Work required -
Transcribe each line of the material as it is, and drop any picture.

Collected data entries:
◇ ◇ ◇ ◇
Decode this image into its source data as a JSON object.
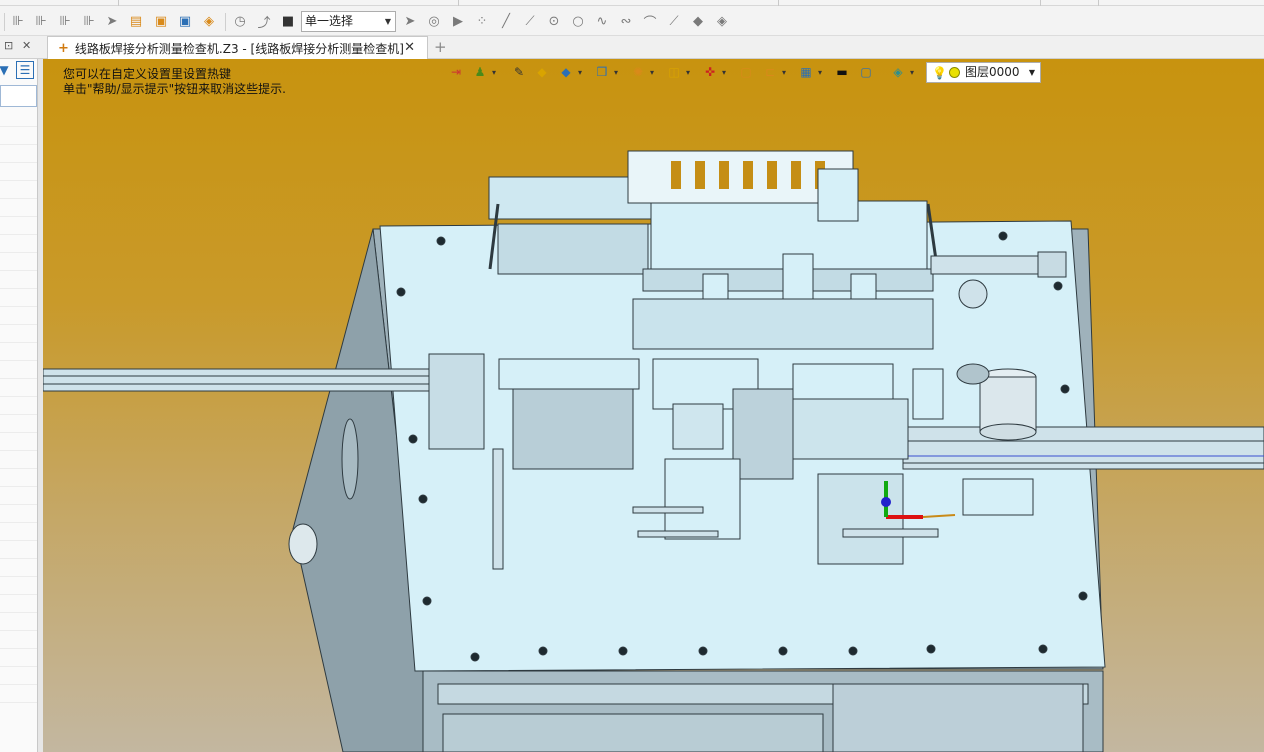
{
  "toolbar": {
    "icons": [
      "sketch-icon",
      "sketch-icon",
      "sketch-icon",
      "sketch-icon",
      "pointer-icon",
      "table-icon",
      "folder-icon",
      "save-icon",
      "export-icon",
      "measure-icon",
      "curve-icon",
      "stop-icon"
    ],
    "filter_select": {
      "value": "单一选择"
    },
    "snap_icons": [
      "pick-icon",
      "filter-icon",
      "play-icon",
      "points-icon",
      "line-icon",
      "line-icon",
      "circle-icon",
      "circle-icon",
      "spline-icon",
      "wave-icon",
      "arc-icon",
      "line-icon",
      "shape-icon",
      "shape-icon"
    ]
  },
  "tabs": {
    "document_tab": "线路板焊接分析测量检查机.Z3 - [线路板焊接分析测量检查机]",
    "new_tab_symbol": "+"
  },
  "viewport": {
    "hint_line1": "您可以在自定义设置里设置热键",
    "hint_line2": "单击\"帮助/显示提示\"按钮来取消这些提示.",
    "layer_select": {
      "value": "图层0000"
    },
    "background_top_color": "#c8930f",
    "background_bottom_color": "#c3b7a0",
    "model_color": "#d6f0f8"
  }
}
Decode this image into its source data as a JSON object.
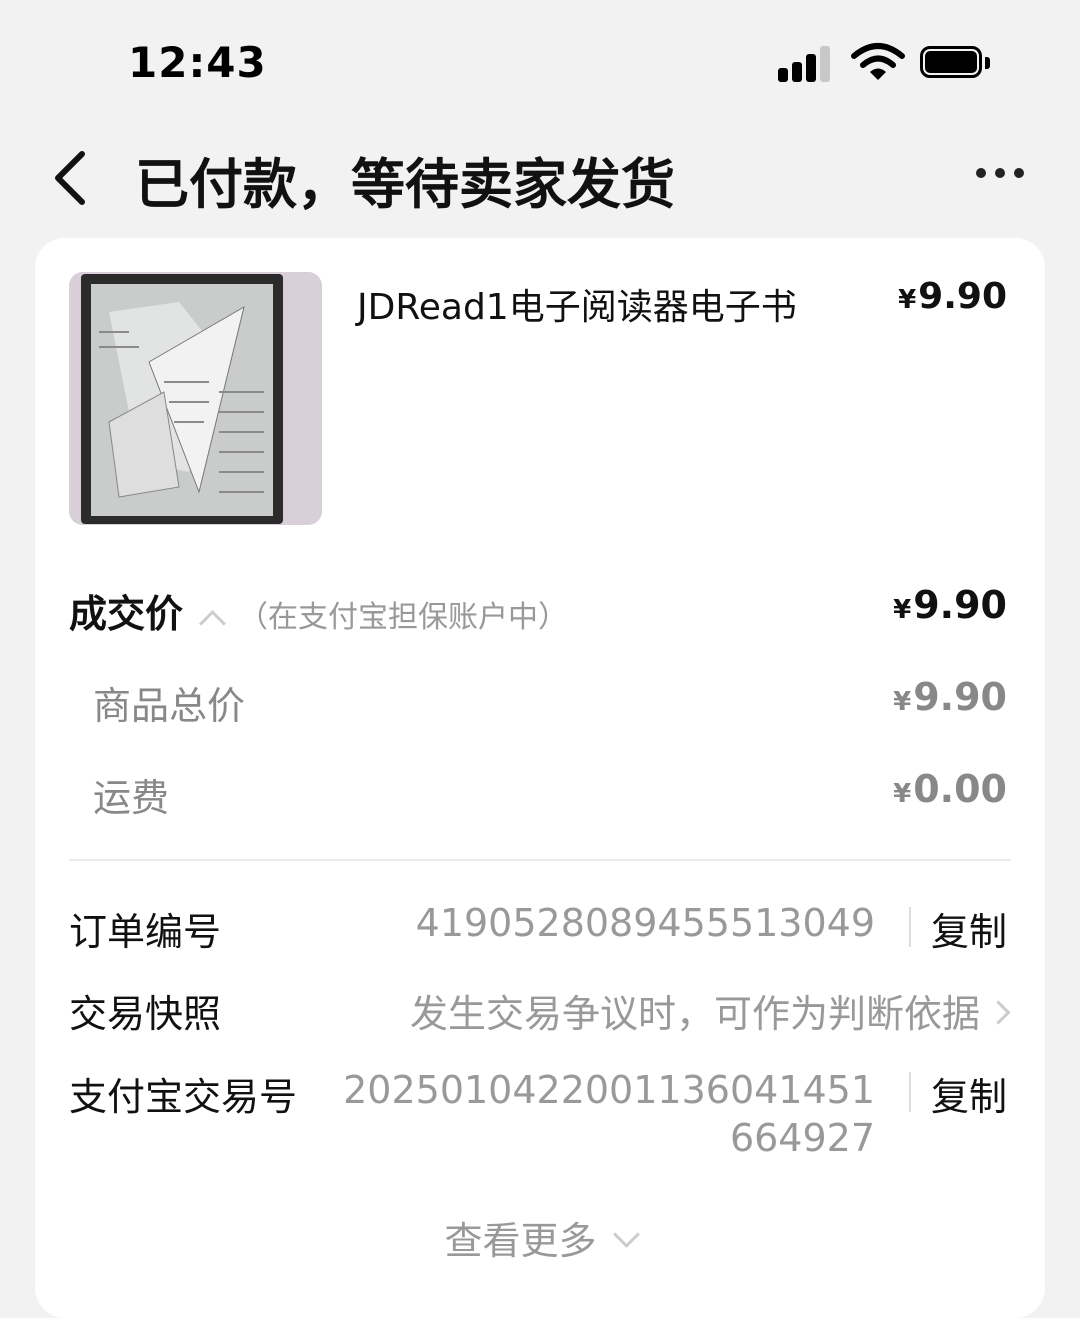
{
  "status_bar": {
    "time": "12:43"
  },
  "nav": {
    "title": "已付款，等待卖家发货"
  },
  "product": {
    "name": "JDRead1电子阅读器电子书",
    "currency": "¥",
    "price": "9.90"
  },
  "deal": {
    "label": "成交价",
    "note": "（在支付宝担保账户中）",
    "currency": "¥",
    "price": "9.90"
  },
  "breakdown": [
    {
      "label": "商品总价",
      "currency": "¥",
      "amount": "9.90"
    },
    {
      "label": "运费",
      "currency": "¥",
      "amount": "0.00"
    }
  ],
  "info": {
    "order_no_label": "订单编号",
    "order_no_value": "4190528089455513049",
    "copy_label": "复制",
    "snapshot_label": "交易快照",
    "snapshot_value": "发生交易争议时，可作为判断依据",
    "alipay_no_label": "支付宝交易号",
    "alipay_no_line1": "2025010422001136041451",
    "alipay_no_line2": "664927"
  },
  "view_more": "查看更多",
  "colors": {
    "background": "#f2f2f2",
    "card": "#ffffff",
    "muted_text": "#999999"
  }
}
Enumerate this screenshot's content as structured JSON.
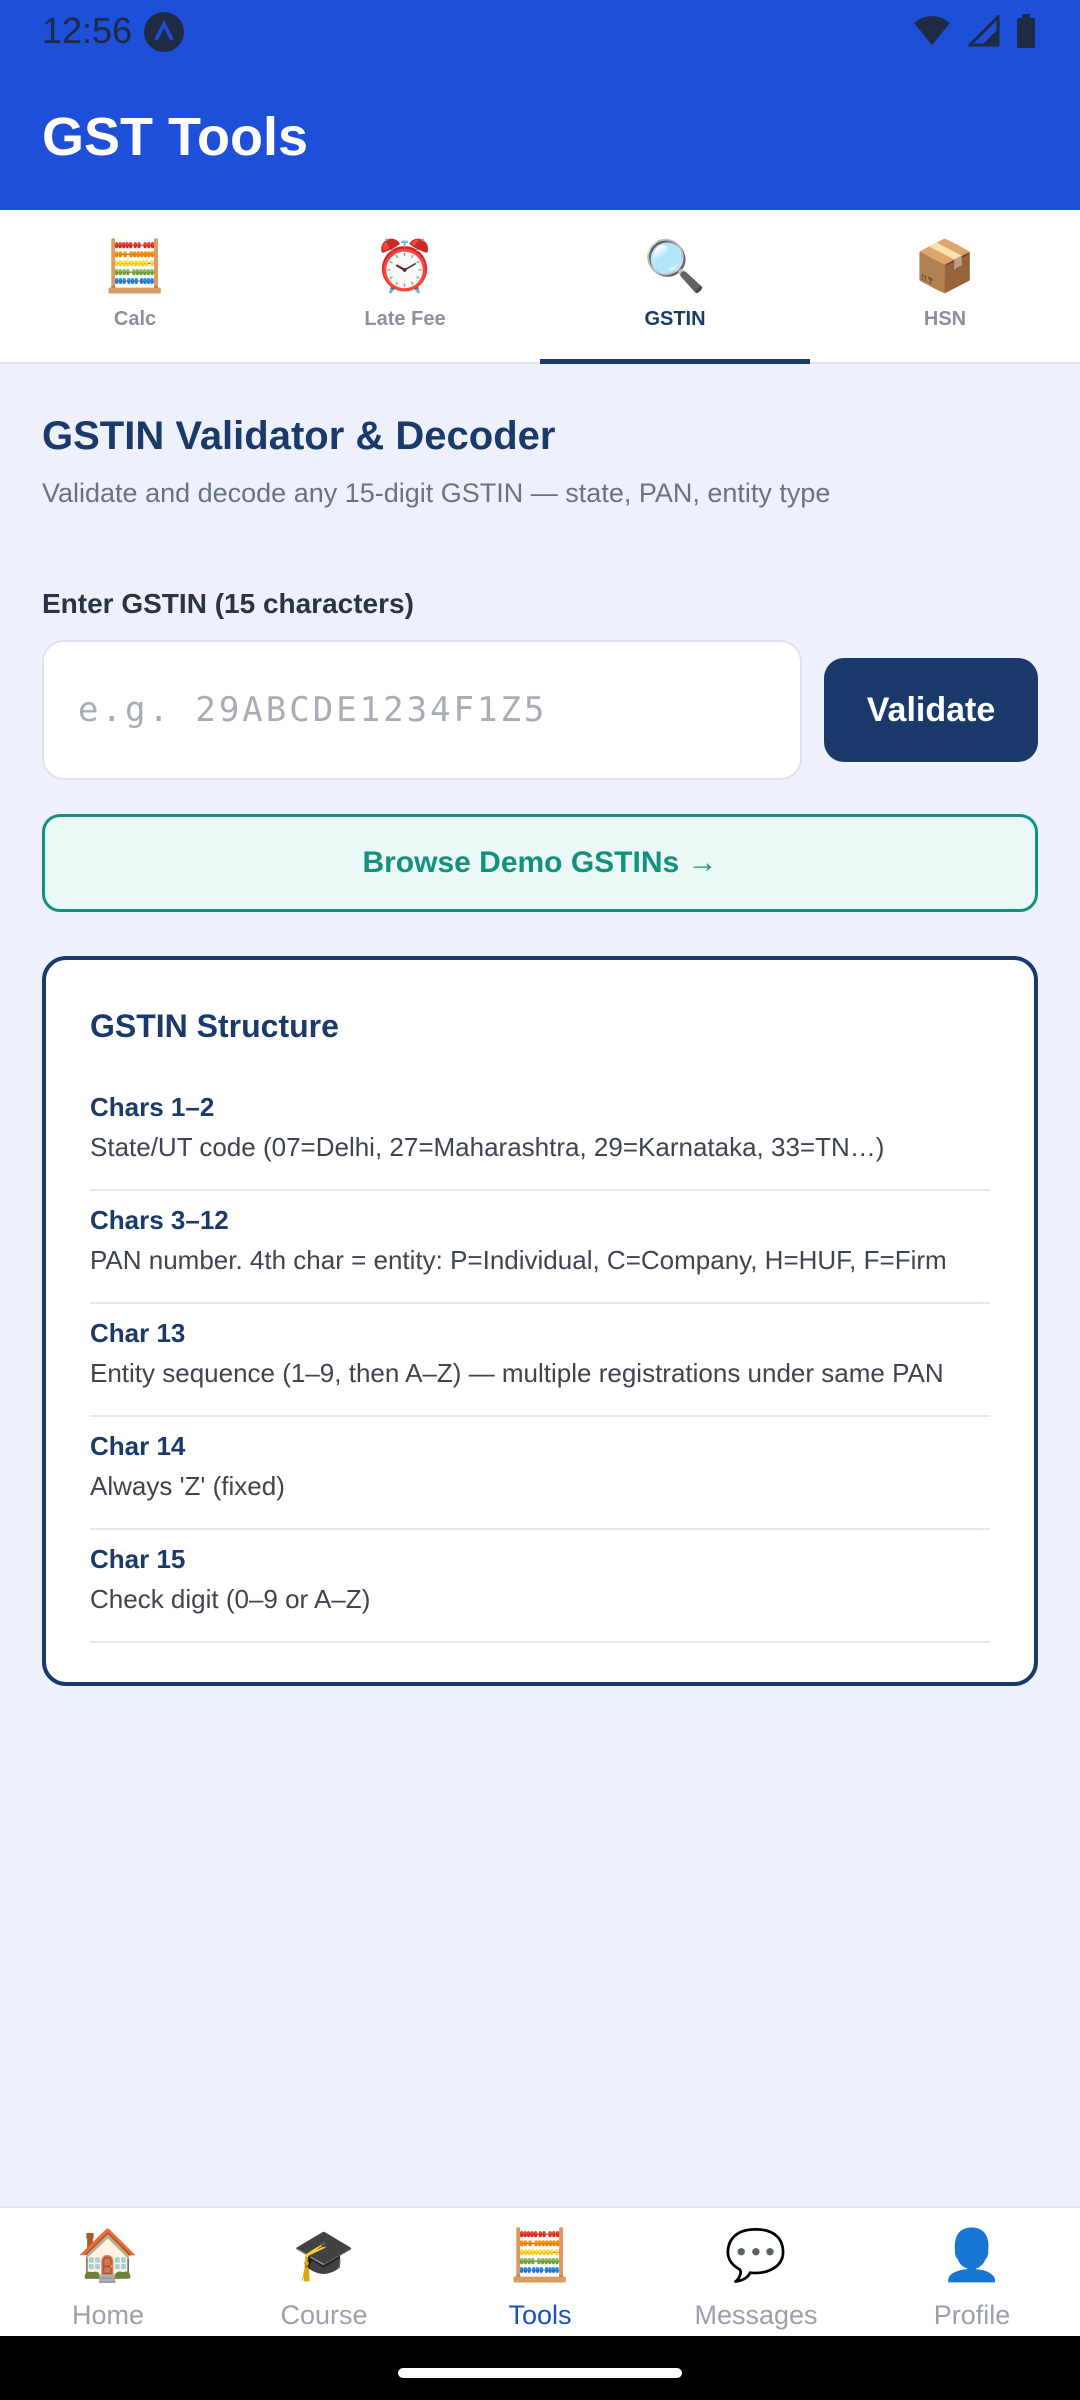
{
  "status_bar": {
    "time": "12:56"
  },
  "app_bar": {
    "title": "GST Tools"
  },
  "tabs": [
    {
      "emoji": "🧮",
      "label": "Calc",
      "active": false
    },
    {
      "emoji": "⏰",
      "label": "Late Fee",
      "active": false
    },
    {
      "emoji": "🔍",
      "label": "GSTIN",
      "active": true
    },
    {
      "emoji": "📦",
      "label": "HSN",
      "active": false
    }
  ],
  "main": {
    "title": "GSTIN Validator & Decoder",
    "subtitle": "Validate and decode any 15-digit GSTIN — state, PAN, entity type",
    "input_label": "Enter GSTIN (15 characters)",
    "input_value": "",
    "input_placeholder": "e.g. 29ABCDE1234F1Z5",
    "validate_label": "Validate",
    "browse_label": "Browse Demo GSTINs →"
  },
  "structure": {
    "title": "GSTIN Structure",
    "rows": [
      {
        "head": "Chars 1–2",
        "desc": "State/UT code (07=Delhi, 27=Maharashtra, 29=Karnataka, 33=TN…)"
      },
      {
        "head": "Chars 3–12",
        "desc": "PAN number. 4th char = entity: P=Individual, C=Company, H=HUF, F=Firm"
      },
      {
        "head": "Char 13",
        "desc": "Entity sequence (1–9, then A–Z) — multiple registrations under same PAN"
      },
      {
        "head": "Char 14",
        "desc": "Always 'Z' (fixed)"
      },
      {
        "head": "Char 15",
        "desc": "Check digit (0–9 or A–Z)"
      }
    ]
  },
  "bottom_nav": [
    {
      "emoji": "🏠",
      "label": "Home",
      "active": false
    },
    {
      "emoji": "🎓",
      "label": "Course",
      "active": false
    },
    {
      "emoji": "🧮",
      "label": "Tools",
      "active": true
    },
    {
      "emoji": "💬",
      "label": "Messages",
      "active": false
    },
    {
      "emoji": "👤",
      "label": "Profile",
      "active": false
    }
  ],
  "colors": {
    "primary": "#1e4fd8",
    "navy": "#1a3a6b",
    "teal": "#13907f",
    "background": "#eef1fb"
  }
}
◇ ◇ ◇ ◇
Correct answer -
Decode this image into its source data as a JSON object.
{
  "toolbar": {
    "icons": [
      "sketch-icon",
      "sketch-icon",
      "sketch-icon",
      "sketch-icon",
      "pointer-icon",
      "table-icon",
      "folder-icon",
      "save-icon",
      "export-icon",
      "measure-icon",
      "curve-icon",
      "stop-icon"
    ],
    "filter_select": {
      "value": "单一选择"
    },
    "snap_icons": [
      "pick-icon",
      "filter-icon",
      "play-icon",
      "points-icon",
      "line-icon",
      "line-icon",
      "circle-icon",
      "circle-icon",
      "spline-icon",
      "wave-icon",
      "arc-icon",
      "line-icon",
      "shape-icon",
      "shape-icon"
    ]
  },
  "tabs": {
    "document_tab": "线路板焊接分析测量检查机.Z3 - [线路板焊接分析测量检查机]",
    "new_tab_symbol": "+"
  },
  "viewport": {
    "hint_line1": "您可以在自定义设置里设置热键",
    "hint_line2": "单击\"帮助/显示提示\"按钮来取消这些提示.",
    "layer_select": {
      "value": "图层0000"
    },
    "background_top_color": "#c8930f",
    "background_bottom_color": "#c3b7a0",
    "model_color": "#d6f0f8"
  }
}
Decode this image into its source data as a JSON object.
{
  "status_bar": {
    "time": "12:43"
  },
  "nav": {
    "title": "已付款，等待卖家发货"
  },
  "product": {
    "name": "JDRead1电子阅读器电子书",
    "currency": "¥",
    "price": "9.90"
  },
  "deal": {
    "label": "成交价",
    "note": "（在支付宝担保账户中）",
    "currency": "¥",
    "price": "9.90"
  },
  "breakdown": [
    {
      "label": "商品总价",
      "currency": "¥",
      "amount": "9.90"
    },
    {
      "label": "运费",
      "currency": "¥",
      "amount": "0.00"
    }
  ],
  "info": {
    "order_no_label": "订单编号",
    "order_no_value": "4190528089455513049",
    "copy_label": "复制",
    "snapshot_label": "交易快照",
    "snapshot_value": "发生交易争议时，可作为判断依据",
    "alipay_no_label": "支付宝交易号",
    "alipay_no_line1": "2025010422001136041451",
    "alipay_no_line2": "664927"
  },
  "view_more": "查看更多",
  "colors": {
    "background": "#f2f2f2",
    "card": "#ffffff",
    "muted_text": "#999999"
  }
}
Enumerate this screenshot's content as structured JSON.
{
  "status_bar": {
    "time": "12:56"
  },
  "app_bar": {
    "title": "GST Tools"
  },
  "tabs": [
    {
      "emoji": "🧮",
      "label": "Calc",
      "active": false
    },
    {
      "emoji": "⏰",
      "label": "Late Fee",
      "active": false
    },
    {
      "emoji": "🔍",
      "label": "GSTIN",
      "active": true
    },
    {
      "emoji": "📦",
      "label": "HSN",
      "active": false
    }
  ],
  "main": {
    "title": "GSTIN Validator & Decoder",
    "subtitle": "Validate and decode any 15-digit GSTIN — state, PAN, entity type",
    "input_label": "Enter GSTIN (15 characters)",
    "input_value": "",
    "input_placeholder": "e.g. 29ABCDE1234F1Z5",
    "validate_label": "Validate",
    "browse_label": "Browse Demo GSTINs →"
  },
  "structure": {
    "title": "GSTIN Structure",
    "rows": [
      {
        "head": "Chars 1–2",
        "desc": "State/UT code (07=Delhi, 27=Maharashtra, 29=Karnataka, 33=TN…)"
      },
      {
        "head": "Chars 3–12",
        "desc": "PAN number. 4th char = entity: P=Individual, C=Company, H=HUF, F=Firm"
      },
      {
        "head": "Char 13",
        "desc": "Entity sequence (1–9, then A–Z) — multiple registrations under same PAN"
      },
      {
        "head": "Char 14",
        "desc": "Always 'Z' (fixed)"
      },
      {
        "head": "Char 15",
        "desc": "Check digit (0–9 or A–Z)"
      }
    ]
  },
  "bottom_nav": [
    {
      "emoji": "🏠",
      "label": "Home",
      "active": false
    },
    {
      "emoji": "🎓",
      "label": "Course",
      "active": false
    },
    {
      "emoji": "🧮",
      "label": "Tools",
      "active": true
    },
    {
      "emoji": "💬",
      "label": "Messages",
      "active": false
    },
    {
      "emoji": "👤",
      "label": "Profile",
      "active": false
    }
  ],
  "colors": {
    "primary": "#1e4fd8",
    "navy": "#1a3a6b",
    "teal": "#13907f",
    "background": "#eef1fb"
  }
}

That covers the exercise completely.